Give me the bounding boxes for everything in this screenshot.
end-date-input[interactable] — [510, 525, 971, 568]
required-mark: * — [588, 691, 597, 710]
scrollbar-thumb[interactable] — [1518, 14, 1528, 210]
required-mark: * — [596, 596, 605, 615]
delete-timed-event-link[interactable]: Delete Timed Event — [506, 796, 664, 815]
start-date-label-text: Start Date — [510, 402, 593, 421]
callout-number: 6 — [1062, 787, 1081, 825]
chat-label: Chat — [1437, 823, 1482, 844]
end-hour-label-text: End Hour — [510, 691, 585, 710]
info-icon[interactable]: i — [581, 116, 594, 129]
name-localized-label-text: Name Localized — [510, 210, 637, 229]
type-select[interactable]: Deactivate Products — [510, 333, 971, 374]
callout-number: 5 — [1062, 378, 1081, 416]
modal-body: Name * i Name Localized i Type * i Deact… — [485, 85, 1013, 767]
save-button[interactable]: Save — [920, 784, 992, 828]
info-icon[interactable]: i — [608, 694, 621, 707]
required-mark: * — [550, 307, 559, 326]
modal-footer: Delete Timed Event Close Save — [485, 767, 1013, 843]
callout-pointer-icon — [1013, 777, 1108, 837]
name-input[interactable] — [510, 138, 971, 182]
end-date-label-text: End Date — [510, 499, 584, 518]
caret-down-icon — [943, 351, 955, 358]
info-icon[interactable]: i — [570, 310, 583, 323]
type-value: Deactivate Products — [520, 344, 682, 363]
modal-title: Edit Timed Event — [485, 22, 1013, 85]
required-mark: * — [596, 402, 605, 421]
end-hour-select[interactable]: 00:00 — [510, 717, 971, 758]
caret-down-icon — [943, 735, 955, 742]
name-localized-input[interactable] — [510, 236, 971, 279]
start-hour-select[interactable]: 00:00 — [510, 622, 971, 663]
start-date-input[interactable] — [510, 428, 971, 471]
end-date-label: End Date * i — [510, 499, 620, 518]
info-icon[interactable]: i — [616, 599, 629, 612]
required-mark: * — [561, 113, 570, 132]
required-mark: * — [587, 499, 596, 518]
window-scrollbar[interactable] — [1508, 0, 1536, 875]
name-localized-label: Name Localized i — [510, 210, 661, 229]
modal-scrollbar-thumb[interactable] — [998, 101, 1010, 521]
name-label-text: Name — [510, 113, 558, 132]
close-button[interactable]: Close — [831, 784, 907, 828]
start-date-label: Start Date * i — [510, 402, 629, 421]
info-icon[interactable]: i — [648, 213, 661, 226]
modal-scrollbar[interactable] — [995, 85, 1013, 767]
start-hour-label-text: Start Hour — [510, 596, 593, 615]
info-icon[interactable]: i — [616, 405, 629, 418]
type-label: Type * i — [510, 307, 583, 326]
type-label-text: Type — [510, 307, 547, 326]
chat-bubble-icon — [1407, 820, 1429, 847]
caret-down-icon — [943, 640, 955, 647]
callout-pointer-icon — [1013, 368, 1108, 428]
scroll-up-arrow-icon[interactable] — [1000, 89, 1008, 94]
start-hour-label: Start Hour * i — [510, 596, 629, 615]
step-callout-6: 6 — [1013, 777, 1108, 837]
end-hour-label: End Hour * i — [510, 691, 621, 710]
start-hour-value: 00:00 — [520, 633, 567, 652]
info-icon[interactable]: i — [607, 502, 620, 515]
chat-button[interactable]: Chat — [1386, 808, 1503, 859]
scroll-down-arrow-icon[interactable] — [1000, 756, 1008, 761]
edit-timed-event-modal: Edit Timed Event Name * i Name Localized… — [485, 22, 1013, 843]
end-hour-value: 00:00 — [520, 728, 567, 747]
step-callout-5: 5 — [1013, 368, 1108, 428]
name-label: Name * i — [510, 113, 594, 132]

Aim ::
Identify every line in the rows above that contains the string "Close", matching uppercase and lowercase exactly.

Written response ::
modal-footer: Delete Timed Event Close Save — [485, 767, 1013, 843]
close-button[interactable]: Close — [831, 784, 907, 828]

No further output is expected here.